KUTIPAN TERPILIH
>>>

Kedengarannya ribet banget, ya? Tapi lewat aturan main itu, Tuhan sedang ngajarin sesuatu yang dalem banget: “Aku kudus, dan Aku nggak kompromi dengan kematian.” Buat Allah, kematian itu bukan cerita tentang akhir hidup manusia aja, tapi juga tanda rusaknya ciptaan karena dosa. Tapi di tengah kenyataan pahit itu, Tuhan nggak tinggal diam. Beliau memberi solusi jalan supaya umat-Nya tetap bisa hidup dekat dengan Dia, meski dunia di sekitar mereka penuh kematian. Ritual “air pentahiran” di Bilangan 19 jadi tanda bahwa Tuhan masih menyediakan pemulihan, bahkan di tengah kematian.
Ayat 1–2. Pasal ini dibuka dengan formula khas: “TUHAN berfirman kepada Musa dan Harun.” Well guys, penambahan nama Harun menunjukkan bahwa topik ini menyentuh jantung pelayanan imam, pemurnian dan kekudusan. Tuhan sedang berbicara tentang sesuatu yang menyentuh inti relasi antara yang ilahi dengan manusia: bagaimana yang najis bisa kembali mendekat pada yang kudus.

<<<

INSTRUKSI A
Ketik ulang persis baris-baris dalam catatan di bawah, mulai dari baris yang memuat "banner-headline: 全球进口门到门服务 —" sampai baris yang memuat "accent-bar — [856, 160, 862, 232]", kedua baris itu ikut disertakan.

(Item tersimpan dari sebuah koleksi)
>>>

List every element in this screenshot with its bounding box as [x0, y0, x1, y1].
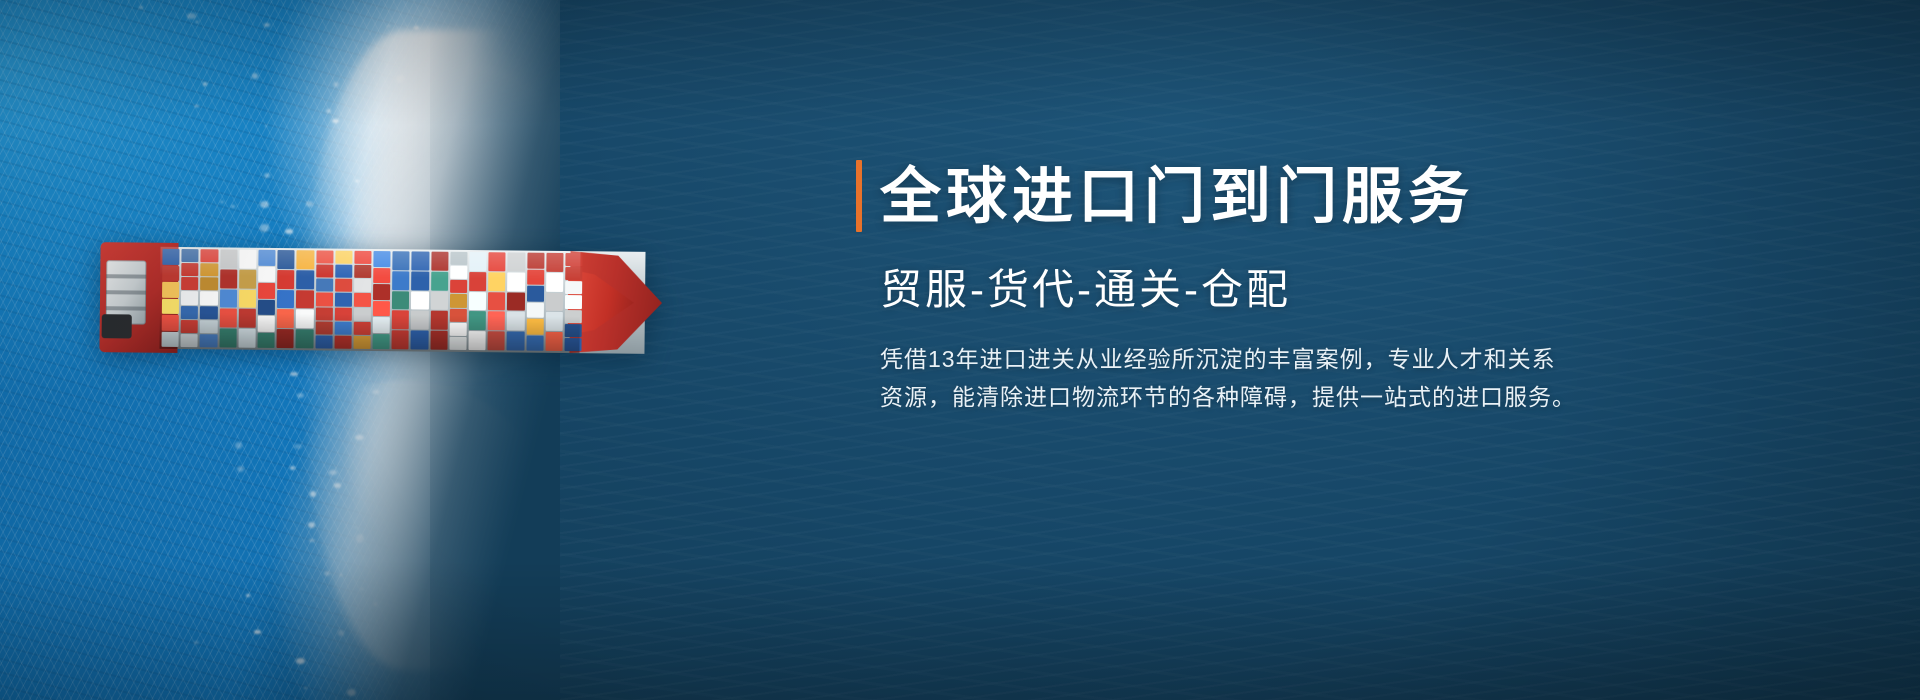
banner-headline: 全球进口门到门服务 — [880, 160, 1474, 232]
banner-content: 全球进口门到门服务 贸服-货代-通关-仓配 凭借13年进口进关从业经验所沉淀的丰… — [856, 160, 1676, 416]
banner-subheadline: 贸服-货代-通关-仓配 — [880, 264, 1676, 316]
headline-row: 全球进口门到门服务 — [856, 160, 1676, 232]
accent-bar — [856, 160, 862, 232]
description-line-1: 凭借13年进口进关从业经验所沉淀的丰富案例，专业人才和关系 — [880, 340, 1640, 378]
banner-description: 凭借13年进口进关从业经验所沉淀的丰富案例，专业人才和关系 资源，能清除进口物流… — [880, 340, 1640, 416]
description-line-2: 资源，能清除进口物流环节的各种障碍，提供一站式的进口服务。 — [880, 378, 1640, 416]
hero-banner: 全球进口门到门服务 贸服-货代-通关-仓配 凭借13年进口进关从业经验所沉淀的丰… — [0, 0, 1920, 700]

<<<
>>>

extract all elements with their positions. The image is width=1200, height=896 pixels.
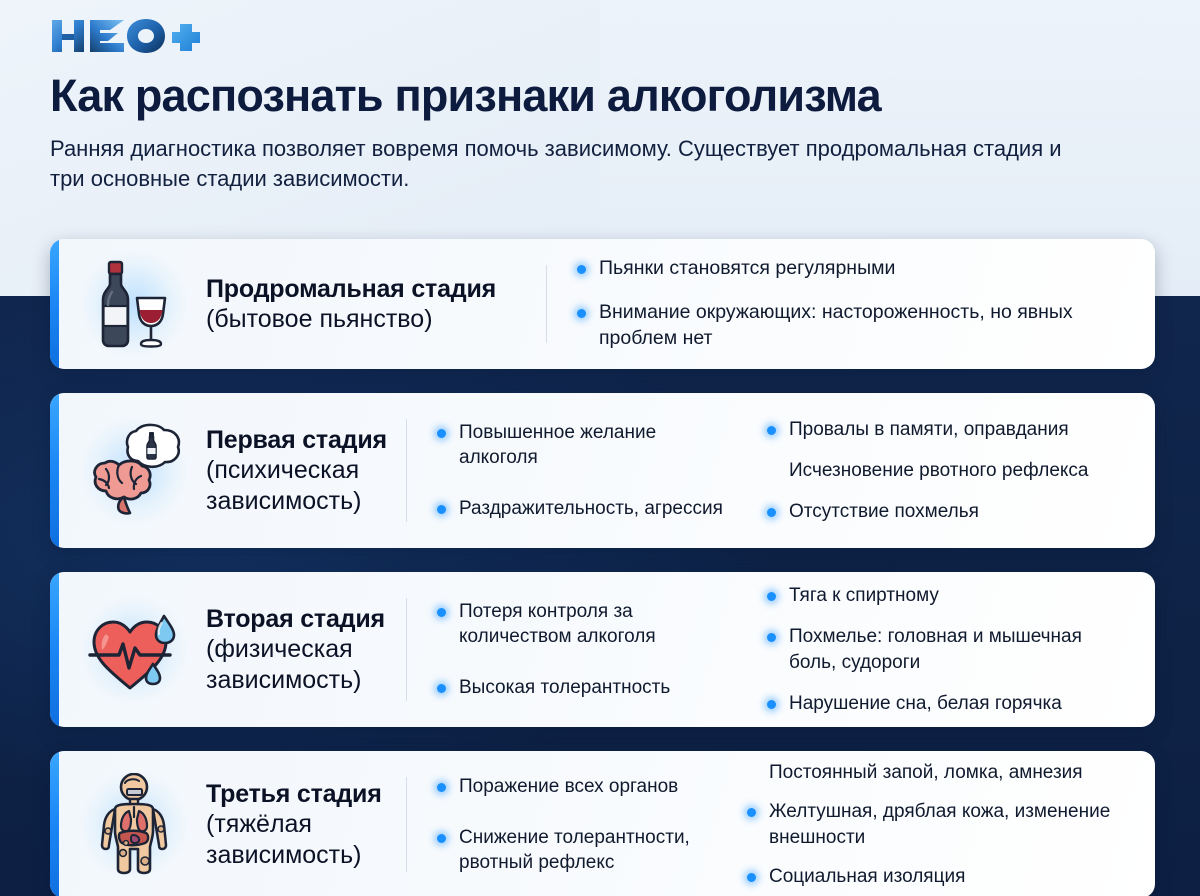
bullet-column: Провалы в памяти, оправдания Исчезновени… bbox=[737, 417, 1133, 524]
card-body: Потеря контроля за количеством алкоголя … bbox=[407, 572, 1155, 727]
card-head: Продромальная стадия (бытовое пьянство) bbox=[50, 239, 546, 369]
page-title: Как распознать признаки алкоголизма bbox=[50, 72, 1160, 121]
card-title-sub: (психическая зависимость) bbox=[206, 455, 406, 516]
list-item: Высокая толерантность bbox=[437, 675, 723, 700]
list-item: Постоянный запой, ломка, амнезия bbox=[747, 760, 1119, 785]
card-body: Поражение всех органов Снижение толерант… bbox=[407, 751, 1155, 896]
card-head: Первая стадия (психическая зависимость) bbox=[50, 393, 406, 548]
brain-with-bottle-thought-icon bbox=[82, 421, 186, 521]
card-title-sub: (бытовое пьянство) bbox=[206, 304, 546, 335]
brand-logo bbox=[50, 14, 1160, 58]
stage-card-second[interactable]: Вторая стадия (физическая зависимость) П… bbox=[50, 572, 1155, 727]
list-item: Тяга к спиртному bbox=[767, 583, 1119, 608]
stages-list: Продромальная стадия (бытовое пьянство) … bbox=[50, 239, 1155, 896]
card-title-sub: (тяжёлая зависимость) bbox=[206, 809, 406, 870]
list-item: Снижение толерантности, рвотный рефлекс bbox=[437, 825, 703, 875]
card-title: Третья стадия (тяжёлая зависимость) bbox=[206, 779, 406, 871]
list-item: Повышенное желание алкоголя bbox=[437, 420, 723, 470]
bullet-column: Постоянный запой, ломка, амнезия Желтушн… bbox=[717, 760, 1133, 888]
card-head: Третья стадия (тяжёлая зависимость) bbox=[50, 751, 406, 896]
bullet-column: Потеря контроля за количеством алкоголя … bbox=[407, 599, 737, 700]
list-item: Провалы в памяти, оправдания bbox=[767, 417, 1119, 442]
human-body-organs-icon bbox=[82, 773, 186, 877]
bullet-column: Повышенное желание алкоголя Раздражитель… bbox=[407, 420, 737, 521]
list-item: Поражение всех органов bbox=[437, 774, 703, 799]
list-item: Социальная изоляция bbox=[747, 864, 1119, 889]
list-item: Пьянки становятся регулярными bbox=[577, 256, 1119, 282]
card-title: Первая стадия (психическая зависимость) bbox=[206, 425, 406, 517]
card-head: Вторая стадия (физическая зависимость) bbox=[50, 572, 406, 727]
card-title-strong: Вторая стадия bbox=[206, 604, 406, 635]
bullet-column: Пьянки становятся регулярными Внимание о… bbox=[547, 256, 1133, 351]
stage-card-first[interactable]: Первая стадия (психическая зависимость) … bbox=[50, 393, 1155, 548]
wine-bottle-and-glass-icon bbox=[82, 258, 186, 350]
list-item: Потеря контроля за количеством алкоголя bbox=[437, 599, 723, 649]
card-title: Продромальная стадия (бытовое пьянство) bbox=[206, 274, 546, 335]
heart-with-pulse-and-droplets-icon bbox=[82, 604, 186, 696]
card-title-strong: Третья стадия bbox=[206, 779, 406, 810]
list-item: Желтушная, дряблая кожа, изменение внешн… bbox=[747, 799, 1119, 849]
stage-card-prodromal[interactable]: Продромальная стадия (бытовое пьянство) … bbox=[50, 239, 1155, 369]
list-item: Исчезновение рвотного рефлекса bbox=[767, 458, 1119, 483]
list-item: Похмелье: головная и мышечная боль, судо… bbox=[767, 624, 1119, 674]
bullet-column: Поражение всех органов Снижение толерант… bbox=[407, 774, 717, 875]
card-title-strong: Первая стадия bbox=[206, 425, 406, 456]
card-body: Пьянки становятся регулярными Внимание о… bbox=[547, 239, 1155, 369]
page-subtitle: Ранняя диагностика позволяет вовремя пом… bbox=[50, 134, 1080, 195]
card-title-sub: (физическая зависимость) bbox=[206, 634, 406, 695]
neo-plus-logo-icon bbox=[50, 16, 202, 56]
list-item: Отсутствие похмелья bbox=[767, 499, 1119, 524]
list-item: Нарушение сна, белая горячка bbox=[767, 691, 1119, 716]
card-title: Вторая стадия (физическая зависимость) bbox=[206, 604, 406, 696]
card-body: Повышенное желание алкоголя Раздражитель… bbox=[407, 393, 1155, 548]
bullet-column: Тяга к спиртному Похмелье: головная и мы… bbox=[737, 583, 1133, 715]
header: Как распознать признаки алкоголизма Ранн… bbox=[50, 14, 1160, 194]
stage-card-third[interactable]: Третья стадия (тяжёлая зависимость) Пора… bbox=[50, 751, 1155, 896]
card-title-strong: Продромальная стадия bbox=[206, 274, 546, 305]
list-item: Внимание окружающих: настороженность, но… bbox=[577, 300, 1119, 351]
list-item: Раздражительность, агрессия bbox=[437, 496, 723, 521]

<<<

INSTRUKSI B
Salin persis bagian teks tentang Bilangan 19 di atas, mulai dari "Kedengarannya ribet banget, ya?" sampai "di tengah kematian.".

JAWABAN AKHIR A
banner-headline: 全球进口门到门服务 — [880, 160, 1474, 232]
banner-content: 全球进口门到门服务 贸服-货代-通关-仓配 凭借13年进口进关从业经验所沉淀的丰… — [856, 160, 1676, 416]
banner-subheadline: 贸服-货代-通关-仓配 — [880, 264, 1676, 316]
headline-row: 全球进口门到门服务 — [856, 160, 1676, 232]
accent-bar — [856, 160, 862, 232]

JAWABAN AKHIR B
Kedengarannya ribet banget, ya? Tapi lewat aturan main itu, Tuhan sedang ngajarin sesuatu yang dalem banget: “Aku kudus, dan Aku nggak kompromi dengan kematian.” Buat Allah, kematian itu bukan cerita tentang akhir hidup manusia aja, tapi juga tanda rusaknya ciptaan karena dosa. Tapi di tengah kenyataan pahit itu, Tuhan nggak tinggal diam. Beliau memberi solusi jalan supaya umat-Nya tetap bisa hidup dekat dengan Dia, meski dunia di sekitar mereka penuh kematian. Ritual “air pentahiran” di Bilangan 19 jadi tanda bahwa Tuhan masih menyediakan pemulihan, bahkan di tengah kematian.